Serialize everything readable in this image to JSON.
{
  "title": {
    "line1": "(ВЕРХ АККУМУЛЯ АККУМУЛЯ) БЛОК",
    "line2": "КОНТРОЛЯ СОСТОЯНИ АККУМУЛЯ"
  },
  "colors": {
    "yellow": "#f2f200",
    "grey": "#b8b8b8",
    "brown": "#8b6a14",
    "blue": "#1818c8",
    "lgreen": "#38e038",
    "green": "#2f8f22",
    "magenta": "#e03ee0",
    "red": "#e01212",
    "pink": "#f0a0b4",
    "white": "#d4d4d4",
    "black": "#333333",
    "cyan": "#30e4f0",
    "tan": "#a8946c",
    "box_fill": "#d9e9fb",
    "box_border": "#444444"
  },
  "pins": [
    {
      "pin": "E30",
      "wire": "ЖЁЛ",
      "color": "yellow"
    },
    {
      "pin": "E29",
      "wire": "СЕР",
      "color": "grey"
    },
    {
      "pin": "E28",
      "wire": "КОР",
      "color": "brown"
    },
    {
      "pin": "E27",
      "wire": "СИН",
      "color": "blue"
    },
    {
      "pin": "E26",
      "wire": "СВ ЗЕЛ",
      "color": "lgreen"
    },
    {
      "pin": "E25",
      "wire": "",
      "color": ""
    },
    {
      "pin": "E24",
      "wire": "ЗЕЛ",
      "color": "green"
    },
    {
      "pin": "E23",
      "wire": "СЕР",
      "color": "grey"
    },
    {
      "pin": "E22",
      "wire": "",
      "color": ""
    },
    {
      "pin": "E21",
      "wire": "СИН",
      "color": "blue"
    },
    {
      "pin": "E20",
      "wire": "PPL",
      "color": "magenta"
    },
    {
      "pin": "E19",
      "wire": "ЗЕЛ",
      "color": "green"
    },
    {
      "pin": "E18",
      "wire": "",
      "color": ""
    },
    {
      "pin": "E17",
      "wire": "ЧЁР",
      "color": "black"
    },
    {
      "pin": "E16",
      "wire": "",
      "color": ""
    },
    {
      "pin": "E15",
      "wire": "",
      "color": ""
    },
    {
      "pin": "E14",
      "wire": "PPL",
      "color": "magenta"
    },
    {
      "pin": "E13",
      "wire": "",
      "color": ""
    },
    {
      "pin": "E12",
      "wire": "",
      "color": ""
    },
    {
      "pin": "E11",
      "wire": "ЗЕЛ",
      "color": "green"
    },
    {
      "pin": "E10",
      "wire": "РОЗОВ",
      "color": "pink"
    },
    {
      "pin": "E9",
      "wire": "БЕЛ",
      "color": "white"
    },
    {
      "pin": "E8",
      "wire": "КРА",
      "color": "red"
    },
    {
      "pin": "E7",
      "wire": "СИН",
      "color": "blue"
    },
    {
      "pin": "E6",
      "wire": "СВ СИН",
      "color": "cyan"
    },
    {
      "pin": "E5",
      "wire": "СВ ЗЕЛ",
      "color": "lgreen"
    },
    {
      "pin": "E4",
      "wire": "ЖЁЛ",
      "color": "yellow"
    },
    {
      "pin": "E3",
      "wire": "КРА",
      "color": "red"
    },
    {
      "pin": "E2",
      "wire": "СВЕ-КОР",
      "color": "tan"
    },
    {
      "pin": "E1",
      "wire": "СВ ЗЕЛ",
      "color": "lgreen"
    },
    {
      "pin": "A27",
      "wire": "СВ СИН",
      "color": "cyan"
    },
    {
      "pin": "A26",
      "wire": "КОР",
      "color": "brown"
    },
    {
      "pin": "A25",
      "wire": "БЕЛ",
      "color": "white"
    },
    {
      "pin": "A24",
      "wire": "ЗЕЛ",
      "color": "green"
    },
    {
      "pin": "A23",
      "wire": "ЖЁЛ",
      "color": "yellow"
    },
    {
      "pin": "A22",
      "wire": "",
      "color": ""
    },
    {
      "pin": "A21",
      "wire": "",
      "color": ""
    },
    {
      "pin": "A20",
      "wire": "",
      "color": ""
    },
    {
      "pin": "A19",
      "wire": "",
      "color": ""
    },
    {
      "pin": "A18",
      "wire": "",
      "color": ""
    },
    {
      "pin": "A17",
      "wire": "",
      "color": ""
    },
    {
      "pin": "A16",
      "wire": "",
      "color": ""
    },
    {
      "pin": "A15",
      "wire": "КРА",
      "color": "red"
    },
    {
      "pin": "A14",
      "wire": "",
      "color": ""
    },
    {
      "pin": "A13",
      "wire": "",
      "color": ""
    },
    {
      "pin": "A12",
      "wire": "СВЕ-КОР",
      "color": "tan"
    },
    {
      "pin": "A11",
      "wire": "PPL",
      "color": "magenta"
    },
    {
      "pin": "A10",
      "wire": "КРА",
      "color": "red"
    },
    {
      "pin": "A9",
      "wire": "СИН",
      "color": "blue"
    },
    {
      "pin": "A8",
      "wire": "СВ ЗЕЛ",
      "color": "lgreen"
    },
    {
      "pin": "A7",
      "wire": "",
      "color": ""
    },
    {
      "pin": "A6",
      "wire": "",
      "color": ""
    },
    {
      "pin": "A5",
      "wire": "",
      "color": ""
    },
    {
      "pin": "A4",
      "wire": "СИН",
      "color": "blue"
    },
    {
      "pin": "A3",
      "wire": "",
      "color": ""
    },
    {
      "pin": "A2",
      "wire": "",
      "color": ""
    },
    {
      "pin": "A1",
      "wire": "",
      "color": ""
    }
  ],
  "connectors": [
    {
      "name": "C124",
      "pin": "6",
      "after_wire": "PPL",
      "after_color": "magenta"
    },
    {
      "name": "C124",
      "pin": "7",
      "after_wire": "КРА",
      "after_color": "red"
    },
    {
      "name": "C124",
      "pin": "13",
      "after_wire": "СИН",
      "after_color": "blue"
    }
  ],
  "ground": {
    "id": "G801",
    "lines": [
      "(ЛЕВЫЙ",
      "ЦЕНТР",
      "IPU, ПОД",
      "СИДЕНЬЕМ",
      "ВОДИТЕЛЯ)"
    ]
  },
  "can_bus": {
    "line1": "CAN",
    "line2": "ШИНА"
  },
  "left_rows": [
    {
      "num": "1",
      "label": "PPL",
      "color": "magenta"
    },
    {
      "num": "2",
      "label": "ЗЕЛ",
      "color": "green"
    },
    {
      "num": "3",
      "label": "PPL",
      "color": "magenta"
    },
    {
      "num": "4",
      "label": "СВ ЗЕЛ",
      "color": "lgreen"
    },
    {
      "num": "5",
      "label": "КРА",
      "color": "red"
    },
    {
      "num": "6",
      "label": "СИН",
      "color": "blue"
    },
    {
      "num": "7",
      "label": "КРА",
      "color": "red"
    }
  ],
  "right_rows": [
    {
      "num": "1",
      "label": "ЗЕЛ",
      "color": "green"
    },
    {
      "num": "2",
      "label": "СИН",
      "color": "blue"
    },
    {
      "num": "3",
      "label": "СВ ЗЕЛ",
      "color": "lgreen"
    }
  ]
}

Task prompt: Give the complete listing a second time, exactly as it reads.

Expected answer:
Serialize everything readable in this image to JSON.
{
  "title": {
    "line1": "(ВЕРХ АККУМУЛЯ АККУМУЛЯ) БЛОК",
    "line2": "КОНТРОЛЯ СОСТОЯНИ АККУМУЛЯ"
  },
  "colors": {
    "yellow": "#f2f200",
    "grey": "#b8b8b8",
    "brown": "#8b6a14",
    "blue": "#1818c8",
    "lgreen": "#38e038",
    "green": "#2f8f22",
    "magenta": "#e03ee0",
    "red": "#e01212",
    "pink": "#f0a0b4",
    "white": "#d4d4d4",
    "black": "#333333",
    "cyan": "#30e4f0",
    "tan": "#a8946c",
    "box_fill": "#d9e9fb",
    "box_border": "#444444"
  },
  "pins": [
    {
      "pin": "E30",
      "wire": "ЖЁЛ",
      "color": "yellow"
    },
    {
      "pin": "E29",
      "wire": "СЕР",
      "color": "grey"
    },
    {
      "pin": "E28",
      "wire": "КОР",
      "color": "brown"
    },
    {
      "pin": "E27",
      "wire": "СИН",
      "color": "blue"
    },
    {
      "pin": "E26",
      "wire": "СВ ЗЕЛ",
      "color": "lgreen"
    },
    {
      "pin": "E25",
      "wire": "",
      "color": ""
    },
    {
      "pin": "E24",
      "wire": "ЗЕЛ",
      "color": "green"
    },
    {
      "pin": "E23",
      "wire": "СЕР",
      "color": "grey"
    },
    {
      "pin": "E22",
      "wire": "",
      "color": ""
    },
    {
      "pin": "E21",
      "wire": "СИН",
      "color": "blue"
    },
    {
      "pin": "E20",
      "wire": "PPL",
      "color": "magenta"
    },
    {
      "pin": "E19",
      "wire": "ЗЕЛ",
      "color": "green"
    },
    {
      "pin": "E18",
      "wire": "",
      "color": ""
    },
    {
      "pin": "E17",
      "wire": "ЧЁР",
      "color": "black"
    },
    {
      "pin": "E16",
      "wire": "",
      "color": ""
    },
    {
      "pin": "E15",
      "wire": "",
      "color": ""
    },
    {
      "pin": "E14",
      "wire": "PPL",
      "color": "magenta"
    },
    {
      "pin": "E13",
      "wire": "",
      "color": ""
    },
    {
      "pin": "E12",
      "wire": "",
      "color": ""
    },
    {
      "pin": "E11",
      "wire": "ЗЕЛ",
      "color": "green"
    },
    {
      "pin": "E10",
      "wire": "РОЗОВ",
      "color": "pink"
    },
    {
      "pin": "E9",
      "wire": "БЕЛ",
      "color": "white"
    },
    {
      "pin": "E8",
      "wire": "КРА",
      "color": "red"
    },
    {
      "pin": "E7",
      "wire": "СИН",
      "color": "blue"
    },
    {
      "pin": "E6",
      "wire": "СВ СИН",
      "color": "cyan"
    },
    {
      "pin": "E5",
      "wire": "СВ ЗЕЛ",
      "color": "lgreen"
    },
    {
      "pin": "E4",
      "wire": "ЖЁЛ",
      "color": "yellow"
    },
    {
      "pin": "E3",
      "wire": "КРА",
      "color": "red"
    },
    {
      "pin": "E2",
      "wire": "СВЕ-КОР",
      "color": "tan"
    },
    {
      "pin": "E1",
      "wire": "СВ ЗЕЛ",
      "color": "lgreen"
    },
    {
      "pin": "A27",
      "wire": "СВ СИН",
      "color": "cyan"
    },
    {
      "pin": "A26",
      "wire": "КОР",
      "color": "brown"
    },
    {
      "pin": "A25",
      "wire": "БЕЛ",
      "color": "white"
    },
    {
      "pin": "A24",
      "wire": "ЗЕЛ",
      "color": "green"
    },
    {
      "pin": "A23",
      "wire": "ЖЁЛ",
      "color": "yellow"
    },
    {
      "pin": "A22",
      "wire": "",
      "color": ""
    },
    {
      "pin": "A21",
      "wire": "",
      "color": ""
    },
    {
      "pin": "A20",
      "wire": "",
      "color": ""
    },
    {
      "pin": "A19",
      "wire": "",
      "color": ""
    },
    {
      "pin": "A18",
      "wire": "",
      "color": ""
    },
    {
      "pin": "A17",
      "wire": "",
      "color": ""
    },
    {
      "pin": "A16",
      "wire": "",
      "color": ""
    },
    {
      "pin": "A15",
      "wire": "КРА",
      "color": "red"
    },
    {
      "pin": "A14",
      "wire": "",
      "color": ""
    },
    {
      "pin": "A13",
      "wire": "",
      "color": ""
    },
    {
      "pin": "A12",
      "wire": "СВЕ-КОР",
      "color": "tan"
    },
    {
      "pin": "A11",
      "wire": "PPL",
      "color": "magenta"
    },
    {
      "pin": "A10",
      "wire": "КРА",
      "color": "red"
    },
    {
      "pin": "A9",
      "wire": "СИН",
      "color": "blue"
    },
    {
      "pin": "A8",
      "wire": "СВ ЗЕЛ",
      "color": "lgreen"
    },
    {
      "pin": "A7",
      "wire": "",
      "color": ""
    },
    {
      "pin": "A6",
      "wire": "",
      "color": ""
    },
    {
      "pin": "A5",
      "wire": "",
      "color": ""
    },
    {
      "pin": "A4",
      "wire": "СИН",
      "color": "blue"
    },
    {
      "pin": "A3",
      "wire": "",
      "color": ""
    },
    {
      "pin": "A2",
      "wire": "",
      "color": ""
    },
    {
      "pin": "A1",
      "wire": "",
      "color": ""
    }
  ],
  "connectors": [
    {
      "name": "C124",
      "pin": "6",
      "after_wire": "PPL",
      "after_color": "magenta"
    },
    {
      "name": "C124",
      "pin": "7",
      "after_wire": "КРА",
      "after_color": "red"
    },
    {
      "name": "C124",
      "pin": "13",
      "after_wire": "СИН",
      "after_color": "blue"
    }
  ],
  "ground": {
    "id": "G801",
    "lines": [
      "(ЛЕВЫЙ",
      "ЦЕНТР",
      "IPU, ПОД",
      "СИДЕНЬЕМ",
      "ВОДИТЕЛЯ)"
    ]
  },
  "can_bus": {
    "line1": "CAN",
    "line2": "ШИНА"
  },
  "left_rows": [
    {
      "num": "1",
      "label": "PPL",
      "color": "magenta"
    },
    {
      "num": "2",
      "label": "ЗЕЛ",
      "color": "green"
    },
    {
      "num": "3",
      "label": "PPL",
      "color": "magenta"
    },
    {
      "num": "4",
      "label": "СВ ЗЕЛ",
      "color": "lgreen"
    },
    {
      "num": "5",
      "label": "КРА",
      "color": "red"
    },
    {
      "num": "6",
      "label": "СИН",
      "color": "blue"
    },
    {
      "num": "7",
      "label": "КРА",
      "color": "red"
    }
  ],
  "right_rows": [
    {
      "num": "1",
      "label": "ЗЕЛ",
      "color": "green"
    },
    {
      "num": "2",
      "label": "СИН",
      "color": "blue"
    },
    {
      "num": "3",
      "label": "СВ ЗЕЛ",
      "color": "lgreen"
    }
  ]
}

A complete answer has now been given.